**SET EXERCISE**:
Write out the data below in full. Keep it exact.

Stored data entries:
::::::::::
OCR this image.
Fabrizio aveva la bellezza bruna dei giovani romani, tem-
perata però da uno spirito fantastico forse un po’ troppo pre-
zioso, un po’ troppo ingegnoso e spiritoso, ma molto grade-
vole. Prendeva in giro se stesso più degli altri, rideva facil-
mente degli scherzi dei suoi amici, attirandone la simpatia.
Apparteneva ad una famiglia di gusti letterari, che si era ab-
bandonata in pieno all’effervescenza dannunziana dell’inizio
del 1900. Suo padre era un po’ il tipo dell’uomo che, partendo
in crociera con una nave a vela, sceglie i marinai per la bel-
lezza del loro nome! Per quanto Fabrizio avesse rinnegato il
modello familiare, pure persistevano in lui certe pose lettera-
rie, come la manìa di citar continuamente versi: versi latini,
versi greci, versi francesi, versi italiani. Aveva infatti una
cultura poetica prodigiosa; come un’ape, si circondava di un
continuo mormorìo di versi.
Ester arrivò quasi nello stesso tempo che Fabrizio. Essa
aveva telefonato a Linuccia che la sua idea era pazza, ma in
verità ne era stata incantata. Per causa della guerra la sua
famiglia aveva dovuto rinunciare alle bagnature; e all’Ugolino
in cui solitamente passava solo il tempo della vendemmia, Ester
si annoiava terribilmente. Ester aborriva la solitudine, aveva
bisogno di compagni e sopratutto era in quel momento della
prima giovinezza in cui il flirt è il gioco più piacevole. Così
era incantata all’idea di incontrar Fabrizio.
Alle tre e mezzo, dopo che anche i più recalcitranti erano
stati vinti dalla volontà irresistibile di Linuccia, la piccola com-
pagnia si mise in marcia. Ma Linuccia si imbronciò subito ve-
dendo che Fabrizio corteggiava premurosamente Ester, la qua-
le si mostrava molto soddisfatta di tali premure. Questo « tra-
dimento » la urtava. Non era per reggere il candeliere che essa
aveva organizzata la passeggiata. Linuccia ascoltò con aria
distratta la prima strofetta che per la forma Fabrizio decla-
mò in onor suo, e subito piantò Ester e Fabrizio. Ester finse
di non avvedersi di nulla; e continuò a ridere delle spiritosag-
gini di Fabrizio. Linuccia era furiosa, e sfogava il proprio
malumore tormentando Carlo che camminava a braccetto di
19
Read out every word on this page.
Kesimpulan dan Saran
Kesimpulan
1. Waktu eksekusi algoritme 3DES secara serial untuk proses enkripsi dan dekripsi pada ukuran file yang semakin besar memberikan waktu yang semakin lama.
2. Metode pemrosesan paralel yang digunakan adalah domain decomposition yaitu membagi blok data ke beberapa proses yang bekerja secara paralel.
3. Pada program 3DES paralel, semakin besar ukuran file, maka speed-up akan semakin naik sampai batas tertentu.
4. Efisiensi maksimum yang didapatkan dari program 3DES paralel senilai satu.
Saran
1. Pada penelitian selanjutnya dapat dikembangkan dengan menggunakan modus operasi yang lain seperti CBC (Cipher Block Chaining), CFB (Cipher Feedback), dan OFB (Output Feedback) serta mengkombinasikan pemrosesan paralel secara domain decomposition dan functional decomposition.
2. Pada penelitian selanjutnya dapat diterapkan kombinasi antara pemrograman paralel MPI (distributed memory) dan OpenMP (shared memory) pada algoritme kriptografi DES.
::::::::::
**FULL RESPONSE**:
OCR this image.
Fabrizio aveva la bellezza bruna dei giovani romani, tem-
perata però da uno spirito fantastico forse un po’ troppo pre-
zioso, un po’ troppo ingegnoso e spiritoso, ma molto grade-
vole. Prendeva in giro se stesso più degli altri, rideva facil-
mente degli scherzi dei suoi amici, attirandone la simpatia.
Apparteneva ad una famiglia di gusti letterari, che si era ab-
bandonata in pieno all’effervescenza dannunziana dell’inizio
del 1900. Suo padre era un po’ il tipo dell’uomo che, partendo
in crociera con una nave a vela, sceglie i marinai per la bel-
lezza del loro nome! Per quanto Fabrizio avesse rinnegato il
modello familiare, pure persistevano in lui certe pose lettera-
rie, come la manìa di citar continuamente versi: versi latini,
versi greci, versi francesi, versi italiani. Aveva infatti una
cultura poetica prodigiosa; come un’ape, si circondava di un
continuo mormorìo di versi.
Ester arrivò quasi nello stesso tempo che Fabrizio. Essa
aveva telefonato a Linuccia che la sua idea era pazza, ma in
verità ne era stata incantata. Per causa della guerra la sua
famiglia aveva dovuto rinunciare alle bagnature; e all’Ugolino
in cui solitamente passava solo il tempo della vendemmia, Ester
si annoiava terribilmente. Ester aborriva la solitudine, aveva
bisogno di compagni e sopratutto era in quel momento della
prima giovinezza in cui il flirt è il gioco più piacevole. Così
era incantata all’idea di incontrar Fabrizio.
Alle tre e mezzo, dopo che anche i più recalcitranti erano
stati vinti dalla volontà irresistibile di Linuccia, la piccola com-
pagnia si mise in marcia. Ma Linuccia si imbronciò subito ve-
dendo che Fabrizio corteggiava premurosamente Ester, la qua-
le si mostrava molto soddisfatta di tali premure. Questo « tra-
dimento » la urtava. Non era per reggere il candeliere che essa
aveva organizzata la passeggiata. Linuccia ascoltò con aria
distratta la prima strofetta che per la forma Fabrizio decla-
mò in onor suo, e subito piantò Ester e Fabrizio. Ester finse
di non avvedersi di nulla; e continuò a ridere delle spiritosag-
gini di Fabrizio. Linuccia era furiosa, e sfogava il proprio
malumore tormentando Carlo che camminava a braccetto di
19
Read out every word on this page.
Kesimpulan dan Saran
Kesimpulan
1. Waktu eksekusi algoritme 3DES secara serial untuk proses enkripsi dan dekripsi pada ukuran file yang semakin besar memberikan waktu yang semakin lama.
2. Metode pemrosesan paralel yang digunakan adalah domain decomposition yaitu membagi blok data ke beberapa proses yang bekerja secara paralel.
3. Pada program 3DES paralel, semakin besar ukuran file, maka speed-up akan semakin naik sampai batas tertentu.
4. Efisiensi maksimum yang didapatkan dari program 3DES paralel senilai satu.
Saran
1. Pada penelitian selanjutnya dapat dikembangkan dengan menggunakan modus operasi yang lain seperti CBC (Cipher Block Chaining), CFB (Cipher Feedback), dan OFB (Output Feedback) serta mengkombinasikan pemrosesan paralel secara domain decomposition dan functional decomposition.
2. Pada penelitian selanjutnya dapat diterapkan kombinasi antara pemrograman paralel MPI (distributed memory) dan OpenMP (shared memory) pada algoritme kriptografi DES.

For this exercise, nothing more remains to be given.